▶ _Supplied entries_

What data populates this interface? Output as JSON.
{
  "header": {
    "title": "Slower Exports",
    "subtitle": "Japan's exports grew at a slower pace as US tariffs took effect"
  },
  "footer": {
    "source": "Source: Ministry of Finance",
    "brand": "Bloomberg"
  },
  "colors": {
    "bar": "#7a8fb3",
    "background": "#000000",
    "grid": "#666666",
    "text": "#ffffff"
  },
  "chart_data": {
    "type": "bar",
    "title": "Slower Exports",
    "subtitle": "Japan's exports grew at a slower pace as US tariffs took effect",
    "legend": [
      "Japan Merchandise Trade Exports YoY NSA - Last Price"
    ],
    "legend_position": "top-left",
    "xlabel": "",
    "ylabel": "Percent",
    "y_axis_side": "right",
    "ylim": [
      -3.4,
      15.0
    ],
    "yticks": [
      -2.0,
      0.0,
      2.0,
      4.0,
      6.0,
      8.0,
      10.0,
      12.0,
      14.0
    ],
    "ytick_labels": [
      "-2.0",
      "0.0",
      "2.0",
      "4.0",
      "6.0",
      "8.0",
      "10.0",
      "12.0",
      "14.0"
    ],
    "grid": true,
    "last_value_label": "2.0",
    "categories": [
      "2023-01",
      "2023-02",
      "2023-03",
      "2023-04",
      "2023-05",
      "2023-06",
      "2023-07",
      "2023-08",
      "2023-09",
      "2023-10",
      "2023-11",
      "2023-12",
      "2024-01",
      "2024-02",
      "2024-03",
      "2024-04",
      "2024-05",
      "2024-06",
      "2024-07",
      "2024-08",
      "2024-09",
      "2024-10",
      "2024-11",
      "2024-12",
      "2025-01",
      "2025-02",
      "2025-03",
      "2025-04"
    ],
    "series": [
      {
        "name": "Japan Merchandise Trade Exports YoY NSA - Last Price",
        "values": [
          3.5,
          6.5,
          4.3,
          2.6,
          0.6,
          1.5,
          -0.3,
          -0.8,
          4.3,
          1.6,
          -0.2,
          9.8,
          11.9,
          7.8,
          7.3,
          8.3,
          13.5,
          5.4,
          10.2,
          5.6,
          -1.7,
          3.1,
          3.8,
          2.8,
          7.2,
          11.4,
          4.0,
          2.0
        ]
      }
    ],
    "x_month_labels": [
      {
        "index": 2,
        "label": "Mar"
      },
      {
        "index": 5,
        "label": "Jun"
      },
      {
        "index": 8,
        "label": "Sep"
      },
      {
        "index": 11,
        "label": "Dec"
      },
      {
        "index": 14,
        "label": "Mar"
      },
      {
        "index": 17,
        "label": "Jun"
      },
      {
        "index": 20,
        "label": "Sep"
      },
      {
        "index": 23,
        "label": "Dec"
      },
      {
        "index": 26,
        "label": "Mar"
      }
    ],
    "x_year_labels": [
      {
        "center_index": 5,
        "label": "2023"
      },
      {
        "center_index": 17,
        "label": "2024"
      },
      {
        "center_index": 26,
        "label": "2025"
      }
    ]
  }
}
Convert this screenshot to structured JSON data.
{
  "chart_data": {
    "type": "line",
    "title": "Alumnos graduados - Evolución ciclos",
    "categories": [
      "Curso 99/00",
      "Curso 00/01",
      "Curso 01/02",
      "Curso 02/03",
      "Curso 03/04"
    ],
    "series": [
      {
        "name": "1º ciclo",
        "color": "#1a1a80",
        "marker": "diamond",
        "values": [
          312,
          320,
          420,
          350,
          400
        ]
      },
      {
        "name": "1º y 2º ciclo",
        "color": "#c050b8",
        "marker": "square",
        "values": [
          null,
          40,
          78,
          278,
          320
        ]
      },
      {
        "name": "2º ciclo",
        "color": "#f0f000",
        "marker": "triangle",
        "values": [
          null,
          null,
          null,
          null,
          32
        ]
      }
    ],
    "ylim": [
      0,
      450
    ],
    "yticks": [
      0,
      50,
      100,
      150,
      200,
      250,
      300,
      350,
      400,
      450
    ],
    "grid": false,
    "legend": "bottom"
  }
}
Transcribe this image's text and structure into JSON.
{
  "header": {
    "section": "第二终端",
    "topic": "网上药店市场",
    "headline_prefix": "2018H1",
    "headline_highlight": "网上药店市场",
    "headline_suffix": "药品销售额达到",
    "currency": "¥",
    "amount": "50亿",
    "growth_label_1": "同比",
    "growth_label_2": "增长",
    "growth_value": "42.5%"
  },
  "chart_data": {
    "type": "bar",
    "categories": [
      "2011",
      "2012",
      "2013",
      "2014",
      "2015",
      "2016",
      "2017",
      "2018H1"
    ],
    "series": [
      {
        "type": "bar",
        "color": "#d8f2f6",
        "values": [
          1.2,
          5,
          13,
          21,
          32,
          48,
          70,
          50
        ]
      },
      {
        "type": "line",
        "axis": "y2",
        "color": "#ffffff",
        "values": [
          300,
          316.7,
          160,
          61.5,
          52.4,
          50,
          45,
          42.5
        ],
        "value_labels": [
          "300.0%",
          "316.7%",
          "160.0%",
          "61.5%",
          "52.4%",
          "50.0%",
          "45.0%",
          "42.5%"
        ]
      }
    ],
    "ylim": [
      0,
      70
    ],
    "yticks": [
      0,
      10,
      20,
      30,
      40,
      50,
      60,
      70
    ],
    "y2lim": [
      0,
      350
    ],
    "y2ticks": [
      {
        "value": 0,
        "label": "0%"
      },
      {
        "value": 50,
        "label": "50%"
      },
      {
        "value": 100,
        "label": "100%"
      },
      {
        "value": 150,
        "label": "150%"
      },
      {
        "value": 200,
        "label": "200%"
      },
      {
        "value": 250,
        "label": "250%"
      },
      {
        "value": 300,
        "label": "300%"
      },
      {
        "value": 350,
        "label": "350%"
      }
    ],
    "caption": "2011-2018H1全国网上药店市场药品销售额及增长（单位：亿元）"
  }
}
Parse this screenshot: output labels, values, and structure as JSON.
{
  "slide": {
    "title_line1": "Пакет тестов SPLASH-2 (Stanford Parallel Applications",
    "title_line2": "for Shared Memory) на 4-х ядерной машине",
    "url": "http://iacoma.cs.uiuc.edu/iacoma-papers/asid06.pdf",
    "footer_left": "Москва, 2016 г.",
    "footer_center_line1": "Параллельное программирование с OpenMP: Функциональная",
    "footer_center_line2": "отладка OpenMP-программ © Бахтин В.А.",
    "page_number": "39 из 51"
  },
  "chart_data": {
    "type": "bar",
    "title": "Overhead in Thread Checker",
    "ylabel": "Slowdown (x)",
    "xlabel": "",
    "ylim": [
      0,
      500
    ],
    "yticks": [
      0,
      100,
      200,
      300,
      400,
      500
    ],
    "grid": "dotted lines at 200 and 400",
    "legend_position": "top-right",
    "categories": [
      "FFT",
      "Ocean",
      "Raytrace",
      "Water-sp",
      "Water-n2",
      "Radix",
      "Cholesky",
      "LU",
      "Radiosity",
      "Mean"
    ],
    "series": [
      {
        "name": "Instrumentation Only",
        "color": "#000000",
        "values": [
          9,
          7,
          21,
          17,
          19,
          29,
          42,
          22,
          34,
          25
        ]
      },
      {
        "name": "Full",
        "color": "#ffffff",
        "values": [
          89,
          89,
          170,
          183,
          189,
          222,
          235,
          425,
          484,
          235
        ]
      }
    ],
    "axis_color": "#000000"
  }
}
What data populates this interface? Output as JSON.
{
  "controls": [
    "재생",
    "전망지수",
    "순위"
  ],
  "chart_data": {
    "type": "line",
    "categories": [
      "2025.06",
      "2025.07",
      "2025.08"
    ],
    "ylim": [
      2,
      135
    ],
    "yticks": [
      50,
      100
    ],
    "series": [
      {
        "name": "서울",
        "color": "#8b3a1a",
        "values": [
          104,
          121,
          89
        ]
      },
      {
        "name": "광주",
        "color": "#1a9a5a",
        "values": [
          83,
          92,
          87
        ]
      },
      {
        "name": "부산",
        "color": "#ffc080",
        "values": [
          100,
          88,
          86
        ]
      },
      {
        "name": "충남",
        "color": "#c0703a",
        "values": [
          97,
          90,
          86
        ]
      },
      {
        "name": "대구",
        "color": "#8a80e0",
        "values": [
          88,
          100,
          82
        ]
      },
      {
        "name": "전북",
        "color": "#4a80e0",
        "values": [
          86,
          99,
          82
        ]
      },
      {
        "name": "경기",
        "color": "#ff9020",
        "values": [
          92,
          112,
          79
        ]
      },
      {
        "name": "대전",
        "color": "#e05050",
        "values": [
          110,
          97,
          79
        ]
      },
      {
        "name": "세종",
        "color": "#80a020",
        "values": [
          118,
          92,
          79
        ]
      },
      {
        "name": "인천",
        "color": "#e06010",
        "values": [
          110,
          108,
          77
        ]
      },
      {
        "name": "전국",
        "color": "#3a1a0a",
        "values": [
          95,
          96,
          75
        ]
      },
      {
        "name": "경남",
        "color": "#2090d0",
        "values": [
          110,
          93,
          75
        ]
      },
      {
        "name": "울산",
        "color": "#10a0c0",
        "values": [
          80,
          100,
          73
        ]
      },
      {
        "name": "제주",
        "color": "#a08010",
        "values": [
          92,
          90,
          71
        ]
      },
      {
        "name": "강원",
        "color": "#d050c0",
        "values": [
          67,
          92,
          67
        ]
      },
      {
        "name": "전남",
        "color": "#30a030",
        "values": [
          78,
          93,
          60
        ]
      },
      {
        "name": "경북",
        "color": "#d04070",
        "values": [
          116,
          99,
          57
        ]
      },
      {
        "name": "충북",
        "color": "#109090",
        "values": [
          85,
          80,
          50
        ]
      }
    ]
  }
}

▶ _Given exercise_
Give only the number of lines in the material above that include the word "effect".

▶ _Response to the exercise_
2